Find the string "Пушкина" in the records. Copy every line it appears in.

══════════

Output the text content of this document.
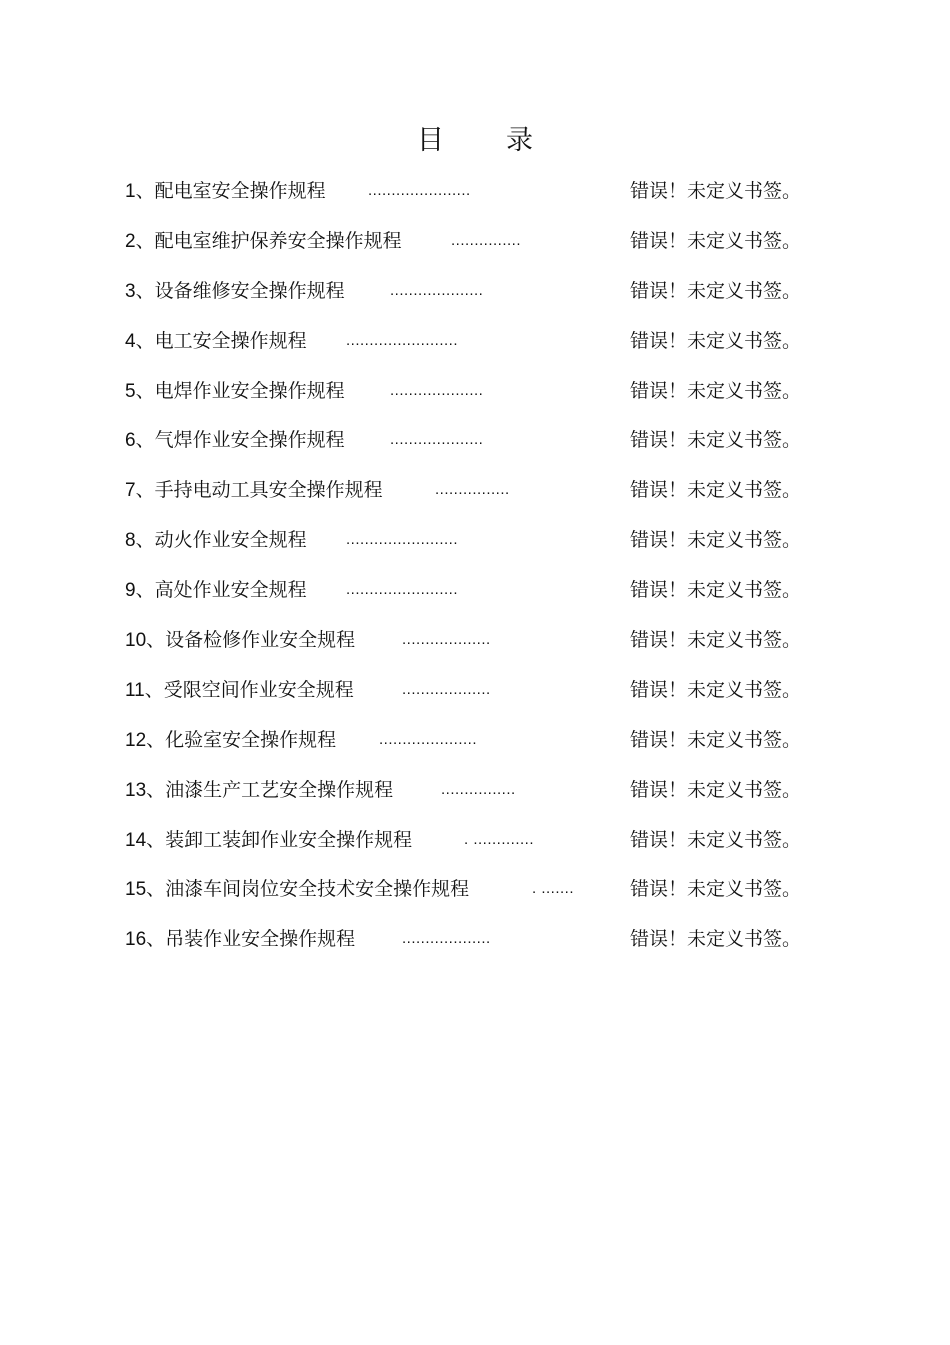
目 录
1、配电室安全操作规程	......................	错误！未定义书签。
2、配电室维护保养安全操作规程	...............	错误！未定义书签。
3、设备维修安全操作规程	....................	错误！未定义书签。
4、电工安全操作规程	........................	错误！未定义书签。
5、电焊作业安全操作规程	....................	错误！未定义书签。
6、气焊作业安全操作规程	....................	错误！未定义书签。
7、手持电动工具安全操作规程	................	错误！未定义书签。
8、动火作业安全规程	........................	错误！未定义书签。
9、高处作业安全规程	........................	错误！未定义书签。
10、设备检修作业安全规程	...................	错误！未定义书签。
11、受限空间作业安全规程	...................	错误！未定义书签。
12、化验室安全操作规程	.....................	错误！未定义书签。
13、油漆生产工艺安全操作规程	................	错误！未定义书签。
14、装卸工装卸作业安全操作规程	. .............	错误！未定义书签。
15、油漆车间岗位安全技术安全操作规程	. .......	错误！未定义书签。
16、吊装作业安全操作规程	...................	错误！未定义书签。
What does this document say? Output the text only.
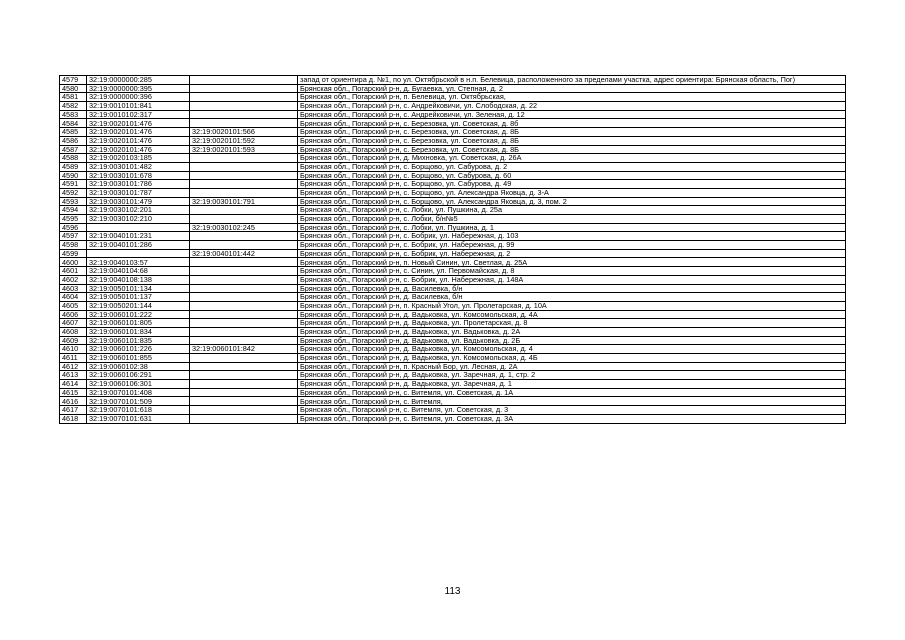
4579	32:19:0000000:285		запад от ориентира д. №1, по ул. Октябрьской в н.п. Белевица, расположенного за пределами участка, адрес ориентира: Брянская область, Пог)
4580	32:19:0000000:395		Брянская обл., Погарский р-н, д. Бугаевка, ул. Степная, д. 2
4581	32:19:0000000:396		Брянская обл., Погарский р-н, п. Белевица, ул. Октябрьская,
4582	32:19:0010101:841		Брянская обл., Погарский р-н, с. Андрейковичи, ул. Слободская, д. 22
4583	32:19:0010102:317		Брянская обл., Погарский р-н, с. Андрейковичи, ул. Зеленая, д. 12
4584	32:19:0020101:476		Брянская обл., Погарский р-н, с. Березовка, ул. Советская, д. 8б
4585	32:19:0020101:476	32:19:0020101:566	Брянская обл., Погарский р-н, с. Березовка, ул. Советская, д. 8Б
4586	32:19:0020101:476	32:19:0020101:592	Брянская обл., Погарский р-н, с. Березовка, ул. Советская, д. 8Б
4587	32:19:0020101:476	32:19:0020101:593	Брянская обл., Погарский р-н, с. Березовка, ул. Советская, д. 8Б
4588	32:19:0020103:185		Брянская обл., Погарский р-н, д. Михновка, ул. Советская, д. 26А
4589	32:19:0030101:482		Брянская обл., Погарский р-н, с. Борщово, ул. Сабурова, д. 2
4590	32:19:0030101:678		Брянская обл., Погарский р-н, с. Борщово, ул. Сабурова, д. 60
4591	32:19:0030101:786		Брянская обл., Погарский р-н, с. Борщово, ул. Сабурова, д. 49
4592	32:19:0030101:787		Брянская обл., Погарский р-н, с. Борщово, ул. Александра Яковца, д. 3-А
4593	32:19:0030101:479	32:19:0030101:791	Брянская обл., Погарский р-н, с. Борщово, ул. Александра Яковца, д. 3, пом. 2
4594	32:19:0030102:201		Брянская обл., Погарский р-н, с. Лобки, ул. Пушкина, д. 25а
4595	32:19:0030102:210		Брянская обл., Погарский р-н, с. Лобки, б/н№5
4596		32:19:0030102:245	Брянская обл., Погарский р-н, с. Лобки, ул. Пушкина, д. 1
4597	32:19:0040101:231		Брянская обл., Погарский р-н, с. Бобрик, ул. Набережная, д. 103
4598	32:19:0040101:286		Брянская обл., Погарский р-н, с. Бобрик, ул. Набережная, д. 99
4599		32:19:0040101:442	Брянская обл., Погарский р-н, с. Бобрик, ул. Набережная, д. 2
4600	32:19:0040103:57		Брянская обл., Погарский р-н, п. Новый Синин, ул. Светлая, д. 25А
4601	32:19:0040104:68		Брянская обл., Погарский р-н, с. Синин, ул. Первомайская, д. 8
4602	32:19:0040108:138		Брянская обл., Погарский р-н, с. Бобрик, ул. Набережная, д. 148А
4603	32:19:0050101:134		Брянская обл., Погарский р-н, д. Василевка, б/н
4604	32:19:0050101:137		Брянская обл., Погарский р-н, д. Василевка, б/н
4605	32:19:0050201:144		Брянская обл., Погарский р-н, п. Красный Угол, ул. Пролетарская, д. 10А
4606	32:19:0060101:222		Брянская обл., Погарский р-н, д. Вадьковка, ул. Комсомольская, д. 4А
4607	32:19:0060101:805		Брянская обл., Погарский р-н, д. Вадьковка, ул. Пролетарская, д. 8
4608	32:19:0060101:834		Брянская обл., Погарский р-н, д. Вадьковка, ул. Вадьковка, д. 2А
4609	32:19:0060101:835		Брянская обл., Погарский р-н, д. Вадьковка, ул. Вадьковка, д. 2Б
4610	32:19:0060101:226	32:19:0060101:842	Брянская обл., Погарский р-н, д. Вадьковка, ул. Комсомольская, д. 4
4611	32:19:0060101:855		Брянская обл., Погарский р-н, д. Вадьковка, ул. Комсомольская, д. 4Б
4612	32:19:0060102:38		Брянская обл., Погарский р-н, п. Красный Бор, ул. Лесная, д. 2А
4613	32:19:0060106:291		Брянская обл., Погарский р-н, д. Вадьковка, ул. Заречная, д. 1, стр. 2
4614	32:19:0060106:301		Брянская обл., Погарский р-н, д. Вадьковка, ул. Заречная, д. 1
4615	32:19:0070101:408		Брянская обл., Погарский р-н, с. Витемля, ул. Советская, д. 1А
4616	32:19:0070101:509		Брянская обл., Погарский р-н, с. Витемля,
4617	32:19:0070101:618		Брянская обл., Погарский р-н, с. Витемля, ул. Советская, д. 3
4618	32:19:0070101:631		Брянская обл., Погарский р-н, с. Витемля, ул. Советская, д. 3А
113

══════════

Complete answer
4594	32:19:0030102:201		Брянская обл., Погарский р-н, с. Лобки, ул. Пушкина, д. 25а
4596		32:19:0030102:245	Брянская обл., Погарский р-н, с. Лобки, ул. Пушкина, д. 1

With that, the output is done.